### Exercise prompt
Write out each entry, exactly the way it appears.

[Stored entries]
= = =
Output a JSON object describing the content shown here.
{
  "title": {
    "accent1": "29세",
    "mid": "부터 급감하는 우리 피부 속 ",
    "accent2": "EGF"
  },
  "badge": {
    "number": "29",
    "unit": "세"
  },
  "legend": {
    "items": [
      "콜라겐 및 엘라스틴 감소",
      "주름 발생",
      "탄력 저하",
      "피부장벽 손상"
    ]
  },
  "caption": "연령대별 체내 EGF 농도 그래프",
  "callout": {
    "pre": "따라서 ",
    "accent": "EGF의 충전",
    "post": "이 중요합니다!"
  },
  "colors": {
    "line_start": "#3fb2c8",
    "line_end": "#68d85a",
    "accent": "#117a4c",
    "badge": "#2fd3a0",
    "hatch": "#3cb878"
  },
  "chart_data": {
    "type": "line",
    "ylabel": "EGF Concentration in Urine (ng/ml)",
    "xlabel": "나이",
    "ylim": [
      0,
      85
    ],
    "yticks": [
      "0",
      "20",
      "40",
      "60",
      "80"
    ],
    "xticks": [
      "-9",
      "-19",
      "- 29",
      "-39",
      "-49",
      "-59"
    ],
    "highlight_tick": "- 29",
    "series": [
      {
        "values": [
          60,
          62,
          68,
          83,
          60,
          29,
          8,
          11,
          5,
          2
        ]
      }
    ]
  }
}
= = =
### Full response
Output a JSON object describing the content shown here.
{
  "title": {
    "accent1": "29세",
    "mid": "부터 급감하는 우리 피부 속 ",
    "accent2": "EGF"
  },
  "badge": {
    "number": "29",
    "unit": "세"
  },
  "legend": {
    "items": [
      "콜라겐 및 엘라스틴 감소",
      "주름 발생",
      "탄력 저하",
      "피부장벽 손상"
    ]
  },
  "caption": "연령대별 체내 EGF 농도 그래프",
  "callout": {
    "pre": "따라서 ",
    "accent": "EGF의 충전",
    "post": "이 중요합니다!"
  },
  "colors": {
    "line_start": "#3fb2c8",
    "line_end": "#68d85a",
    "accent": "#117a4c",
    "badge": "#2fd3a0",
    "hatch": "#3cb878"
  },
  "chart_data": {
    "type": "line",
    "ylabel": "EGF Concentration in Urine (ng/ml)",
    "xlabel": "나이",
    "ylim": [
      0,
      85
    ],
    "yticks": [
      "0",
      "20",
      "40",
      "60",
      "80"
    ],
    "xticks": [
      "-9",
      "-19",
      "- 29",
      "-39",
      "-49",
      "-59"
    ],
    "highlight_tick": "- 29",
    "series": [
      {
        "values": [
          60,
          62,
          68,
          83,
          60,
          29,
          8,
          11,
          5,
          2
        ]
      }
    ]
  }
}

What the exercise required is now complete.